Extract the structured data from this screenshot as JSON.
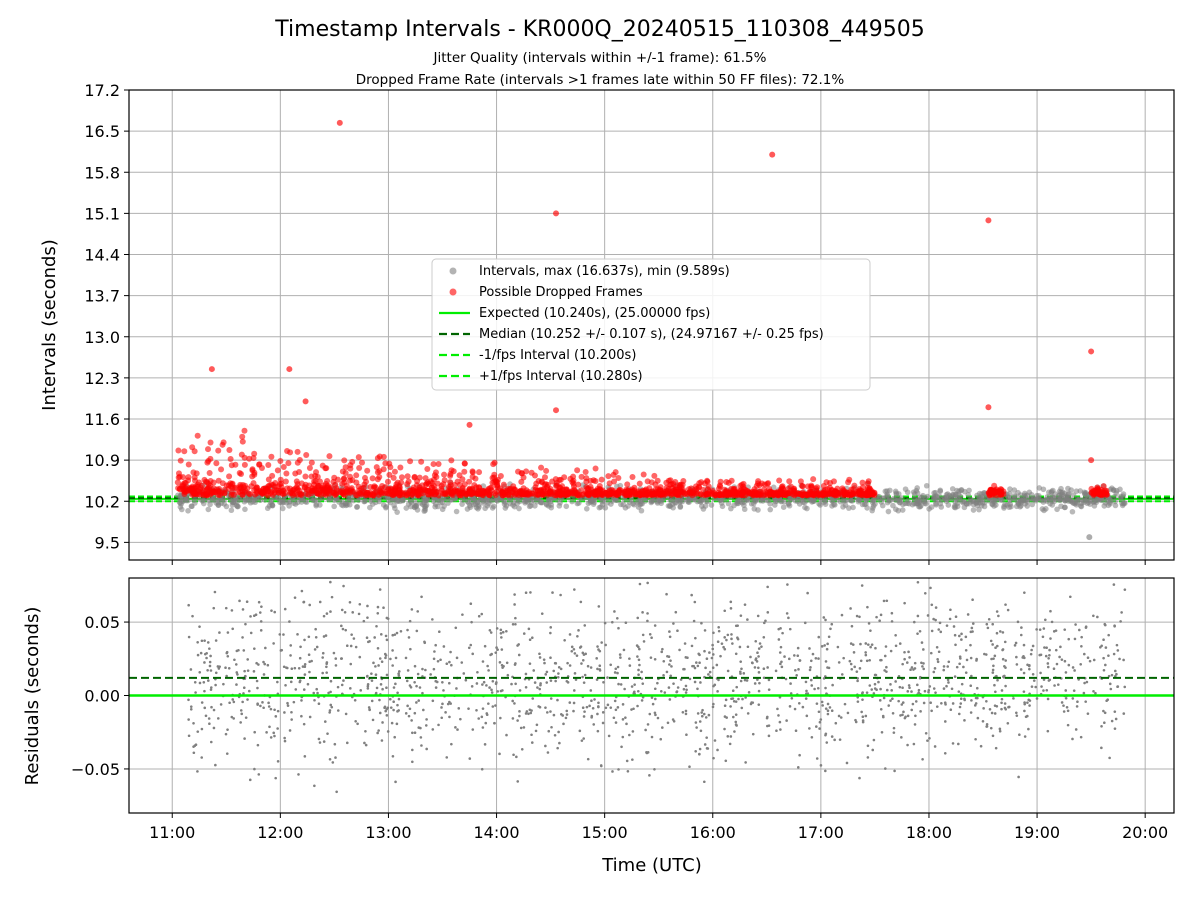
{
  "title": "Timestamp Intervals - KR000Q_20240515_110308_449505",
  "subtitle_1": "Jitter Quality (intervals within +/-1 frame): 61.5%",
  "subtitle_2": "Dropped Frame Rate (intervals >1 frames late within 50 FF files): 72.1%",
  "colors": {
    "intervals": "#808080",
    "dropped": "#ff0000",
    "expected": "#00ee00",
    "median": "#006400",
    "fps_bounds": "#00ee00",
    "grid": "#b0b0b0"
  },
  "chart_data": [
    {
      "id": "intervals",
      "type": "scatter",
      "ylabel": "Intervals (seconds)",
      "y_ticks": [
        "9.5",
        "10.2",
        "10.9",
        "11.6",
        "12.3",
        "13.0",
        "13.7",
        "14.4",
        "15.1",
        "15.8",
        "16.5",
        "17.2"
      ],
      "ylim": [
        9.2,
        17.2
      ],
      "xlim": [
        "10:36",
        "20:16"
      ],
      "grid": true,
      "legend_position": "center",
      "legend": [
        {
          "label": "Intervals, max (16.637s), min (9.589s)",
          "kind": "dot",
          "color": "#808080"
        },
        {
          "label": "Possible Dropped Frames",
          "kind": "dot",
          "color": "#ff0000"
        },
        {
          "label": "Expected (10.240s), (25.00000 fps)",
          "kind": "solid",
          "color": "#00ee00"
        },
        {
          "label": "Median (10.252 +/- 0.107 s), (24.97167 +/- 0.25 fps)",
          "kind": "dashed",
          "color": "#006400"
        },
        {
          "label": "-1/fps Interval (10.200s)",
          "kind": "dashed",
          "color": "#00ee00"
        },
        {
          "label": "+1/fps Interval (10.280s)",
          "kind": "dashed",
          "color": "#00ee00"
        }
      ],
      "reference_lines": {
        "expected": 10.24,
        "median": 10.252,
        "minus_1_fps": 10.2,
        "plus_1_fps": 10.28
      },
      "intervals_max": 16.637,
      "intervals_min": 9.589,
      "time_range": [
        "11:03",
        "19:49"
      ],
      "notable_outliers": [
        {
          "time": "11:22",
          "interval": 12.45
        },
        {
          "time": "12:05",
          "interval": 12.45
        },
        {
          "time": "12:14",
          "interval": 11.9
        },
        {
          "time": "12:33",
          "interval": 16.64
        },
        {
          "time": "13:45",
          "interval": 11.5
        },
        {
          "time": "14:33",
          "interval": 15.1
        },
        {
          "time": "14:33",
          "interval": 11.75
        },
        {
          "time": "16:33",
          "interval": 16.1
        },
        {
          "time": "18:33",
          "interval": 14.98
        },
        {
          "time": "18:33",
          "interval": 11.8
        },
        {
          "time": "19:30",
          "interval": 12.75
        },
        {
          "time": "19:30",
          "interval": 10.9
        },
        {
          "time": "19:29",
          "interval": 9.59
        }
      ]
    },
    {
      "id": "residuals",
      "type": "scatter",
      "xlabel": "Time (UTC)",
      "ylabel": "Residuals (seconds)",
      "y_ticks": [
        "0.05",
        "0.00",
        "−0.05"
      ],
      "x_ticks": [
        "11:00",
        "12:00",
        "13:00",
        "14:00",
        "15:00",
        "16:00",
        "17:00",
        "18:00",
        "19:00",
        "20:00"
      ],
      "ylim": [
        -0.08,
        0.08
      ],
      "xlim": [
        "10:36",
        "20:16"
      ],
      "grid": true,
      "reference_lines": {
        "zero": 0.0,
        "median_offset": 0.012
      }
    }
  ]
}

* * * * *

* _The problem_
Where a line of the material above holds the string "within", copy that line.

* _Task output_
  "subtitle_1": "Jitter Quality (intervals within +/-1 frame): 61.5%",
  "subtitle_2": "Dropped Frame Rate (intervals >1 frames late within 50 FF files): 72.1%",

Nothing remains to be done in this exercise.